Excerpt from a dataset:

··········

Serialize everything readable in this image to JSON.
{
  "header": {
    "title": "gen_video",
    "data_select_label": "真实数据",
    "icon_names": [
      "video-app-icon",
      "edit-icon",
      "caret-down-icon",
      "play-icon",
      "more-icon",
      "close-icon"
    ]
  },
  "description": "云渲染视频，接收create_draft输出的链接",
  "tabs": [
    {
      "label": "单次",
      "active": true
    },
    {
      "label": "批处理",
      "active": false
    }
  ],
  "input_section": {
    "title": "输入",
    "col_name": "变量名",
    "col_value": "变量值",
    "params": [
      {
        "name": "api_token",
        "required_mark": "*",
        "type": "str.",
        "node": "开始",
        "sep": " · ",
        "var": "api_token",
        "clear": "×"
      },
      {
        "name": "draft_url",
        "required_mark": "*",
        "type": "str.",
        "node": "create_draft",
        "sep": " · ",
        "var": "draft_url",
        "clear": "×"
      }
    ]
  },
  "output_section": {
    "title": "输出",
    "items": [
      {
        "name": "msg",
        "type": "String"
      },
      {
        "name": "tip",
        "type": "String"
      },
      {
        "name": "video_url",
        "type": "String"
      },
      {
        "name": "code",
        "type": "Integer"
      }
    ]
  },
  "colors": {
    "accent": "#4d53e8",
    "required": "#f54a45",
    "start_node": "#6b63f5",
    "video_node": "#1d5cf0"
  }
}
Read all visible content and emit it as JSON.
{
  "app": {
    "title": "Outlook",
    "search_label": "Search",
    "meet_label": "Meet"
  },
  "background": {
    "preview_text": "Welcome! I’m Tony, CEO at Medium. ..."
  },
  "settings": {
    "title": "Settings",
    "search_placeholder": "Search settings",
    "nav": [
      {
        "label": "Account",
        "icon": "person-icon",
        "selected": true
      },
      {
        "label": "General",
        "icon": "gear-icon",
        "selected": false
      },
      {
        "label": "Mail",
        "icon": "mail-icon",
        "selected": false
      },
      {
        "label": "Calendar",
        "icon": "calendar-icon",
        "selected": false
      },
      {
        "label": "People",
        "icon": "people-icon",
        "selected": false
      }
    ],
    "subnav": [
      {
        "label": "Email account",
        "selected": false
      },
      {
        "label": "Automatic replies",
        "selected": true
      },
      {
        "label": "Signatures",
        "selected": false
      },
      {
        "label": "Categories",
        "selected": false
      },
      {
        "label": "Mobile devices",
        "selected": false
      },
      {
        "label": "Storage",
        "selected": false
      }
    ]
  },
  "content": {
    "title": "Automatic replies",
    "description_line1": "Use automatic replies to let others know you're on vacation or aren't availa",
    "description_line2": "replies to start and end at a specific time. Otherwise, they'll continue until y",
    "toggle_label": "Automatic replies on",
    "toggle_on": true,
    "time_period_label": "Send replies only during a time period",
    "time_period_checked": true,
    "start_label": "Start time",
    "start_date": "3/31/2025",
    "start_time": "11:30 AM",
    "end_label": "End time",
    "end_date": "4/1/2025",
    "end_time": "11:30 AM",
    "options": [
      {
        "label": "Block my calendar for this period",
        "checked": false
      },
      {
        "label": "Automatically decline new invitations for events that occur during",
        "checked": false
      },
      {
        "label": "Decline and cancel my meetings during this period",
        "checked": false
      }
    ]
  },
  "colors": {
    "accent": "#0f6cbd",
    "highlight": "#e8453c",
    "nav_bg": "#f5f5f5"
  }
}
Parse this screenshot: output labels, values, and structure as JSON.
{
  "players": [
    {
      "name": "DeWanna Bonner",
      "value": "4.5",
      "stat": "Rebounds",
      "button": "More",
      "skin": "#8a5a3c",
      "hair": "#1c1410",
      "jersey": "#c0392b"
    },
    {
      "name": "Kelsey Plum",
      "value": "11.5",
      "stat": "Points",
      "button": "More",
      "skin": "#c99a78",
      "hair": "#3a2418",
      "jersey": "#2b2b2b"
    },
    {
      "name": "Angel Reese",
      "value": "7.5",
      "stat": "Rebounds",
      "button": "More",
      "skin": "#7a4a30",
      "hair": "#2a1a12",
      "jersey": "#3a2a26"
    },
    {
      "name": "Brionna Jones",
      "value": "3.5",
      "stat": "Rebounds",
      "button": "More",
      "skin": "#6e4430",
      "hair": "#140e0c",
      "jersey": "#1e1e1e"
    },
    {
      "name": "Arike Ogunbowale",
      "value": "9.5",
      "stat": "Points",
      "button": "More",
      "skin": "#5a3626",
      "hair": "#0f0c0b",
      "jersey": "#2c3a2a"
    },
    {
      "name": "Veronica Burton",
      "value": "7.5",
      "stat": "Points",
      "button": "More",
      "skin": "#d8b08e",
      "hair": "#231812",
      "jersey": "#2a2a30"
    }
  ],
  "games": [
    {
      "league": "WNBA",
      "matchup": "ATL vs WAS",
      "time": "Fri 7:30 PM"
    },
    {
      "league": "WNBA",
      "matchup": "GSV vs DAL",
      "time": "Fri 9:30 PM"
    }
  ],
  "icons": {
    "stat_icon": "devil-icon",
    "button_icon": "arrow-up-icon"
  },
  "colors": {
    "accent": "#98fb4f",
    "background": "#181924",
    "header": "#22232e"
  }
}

··········

• **EXERCISE BRIEF**
Transcribe every line of the data, exactly as it stands.

• **SOLUTION TO THIS TASK**
Serialize everything readable in this image to JSON.
{
  "header": {
    "title": "gen_video",
    "data_select_label": "真实数据",
    "icon_names": [
      "video-app-icon",
      "edit-icon",
      "caret-down-icon",
      "play-icon",
      "more-icon",
      "close-icon"
    ]
  },
  "description": "云渲染视频，接收create_draft输出的链接",
  "tabs": [
    {
      "label": "单次",
      "active": true
    },
    {
      "label": "批处理",
      "active": false
    }
  ],
  "input_section": {
    "title": "输入",
    "col_name": "变量名",
    "col_value": "变量值",
    "params": [
      {
        "name": "api_token",
        "required_mark": "*",
        "type": "str.",
        "node": "开始",
        "sep": " · ",
        "var": "api_token",
        "clear": "×"
      },
      {
        "name": "draft_url",
        "required_mark": "*",
        "type": "str.",
        "node": "create_draft",
        "sep": " · ",
        "var": "draft_url",
        "clear": "×"
      }
    ]
  },
  "output_section": {
    "title": "输出",
    "items": [
      {
        "name": "msg",
        "type": "String"
      },
      {
        "name": "tip",
        "type": "String"
      },
      {
        "name": "video_url",
        "type": "String"
      },
      {
        "name": "code",
        "type": "Integer"
      }
    ]
  },
  "colors": {
    "accent": "#4d53e8",
    "required": "#f54a45",
    "start_node": "#6b63f5",
    "video_node": "#1d5cf0"
  }
}
Read all visible content and emit it as JSON.
{
  "app": {
    "title": "Outlook",
    "search_label": "Search",
    "meet_label": "Meet"
  },
  "background": {
    "preview_text": "Welcome! I’m Tony, CEO at Medium. ..."
  },
  "settings": {
    "title": "Settings",
    "search_placeholder": "Search settings",
    "nav": [
      {
        "label": "Account",
        "icon": "person-icon",
        "selected": true
      },
      {
        "label": "General",
        "icon": "gear-icon",
        "selected": false
      },
      {
        "label": "Mail",
        "icon": "mail-icon",
        "selected": false
      },
      {
        "label": "Calendar",
        "icon": "calendar-icon",
        "selected": false
      },
      {
        "label": "People",
        "icon": "people-icon",
        "selected": false
      }
    ],
    "subnav": [
      {
        "label": "Email account",
        "selected": false
      },
      {
        "label": "Automatic replies",
        "selected": true
      },
      {
        "label": "Signatures",
        "selected": false
      },
      {
        "label": "Categories",
        "selected": false
      },
      {
        "label": "Mobile devices",
        "selected": false
      },
      {
        "label": "Storage",
        "selected": false
      }
    ]
  },
  "content": {
    "title": "Automatic replies",
    "description_line1": "Use automatic replies to let others know you're on vacation or aren't availa",
    "description_line2": "replies to start and end at a specific time. Otherwise, they'll continue until y",
    "toggle_label": "Automatic replies on",
    "toggle_on": true,
    "time_period_label": "Send replies only during a time period",
    "time_period_checked": true,
    "start_label": "Start time",
    "start_date": "3/31/2025",
    "start_time": "11:30 AM",
    "end_label": "End time",
    "end_date": "4/1/2025",
    "end_time": "11:30 AM",
    "options": [
      {
        "label": "Block my calendar for this period",
        "checked": false
      },
      {
        "label": "Automatically decline new invitations for events that occur during",
        "checked": false
      },
      {
        "label": "Decline and cancel my meetings during this period",
        "checked": false
      }
    ]
  },
  "colors": {
    "accent": "#0f6cbd",
    "highlight": "#e8453c",
    "nav_bg": "#f5f5f5"
  }
}
Parse this screenshot: output labels, values, and structure as JSON.
{
  "players": [
    {
      "name": "DeWanna Bonner",
      "value": "4.5",
      "stat": "Rebounds",
      "button": "More",
      "skin": "#8a5a3c",
      "hair": "#1c1410",
      "jersey": "#c0392b"
    },
    {
      "name": "Kelsey Plum",
      "value": "11.5",
      "stat": "Points",
      "button": "More",
      "skin": "#c99a78",
      "hair": "#3a2418",
      "jersey": "#2b2b2b"
    },
    {
      "name": "Angel Reese",
      "value": "7.5",
      "stat": "Rebounds",
      "button": "More",
      "skin": "#7a4a30",
      "hair": "#2a1a12",
      "jersey": "#3a2a26"
    },
    {
      "name": "Brionna Jones",
      "value": "3.5",
      "stat": "Rebounds",
      "button": "More",
      "skin": "#6e4430",
      "hair": "#140e0c",
      "jersey": "#1e1e1e"
    },
    {
      "name": "Arike Ogunbowale",
      "value": "9.5",
      "stat": "Points",
      "button": "More",
      "skin": "#5a3626",
      "hair": "#0f0c0b",
      "jersey": "#2c3a2a"
    },
    {
      "name": "Veronica Burton",
      "value": "7.5",
      "stat": "Points",
      "button": "More",
      "skin": "#d8b08e",
      "hair": "#231812",
      "jersey": "#2a2a30"
    }
  ],
  "games": [
    {
      "league": "WNBA",
      "matchup": "ATL vs WAS",
      "time": "Fri 7:30 PM"
    },
    {
      "league": "WNBA",
      "matchup": "GSV vs DAL",
      "time": "Fri 9:30 PM"
    }
  ],
  "icons": {
    "stat_icon": "devil-icon",
    "button_icon": "arrow-up-icon"
  },
  "colors": {
    "accent": "#98fb4f",
    "background": "#181924",
    "header": "#22232e"
  }
}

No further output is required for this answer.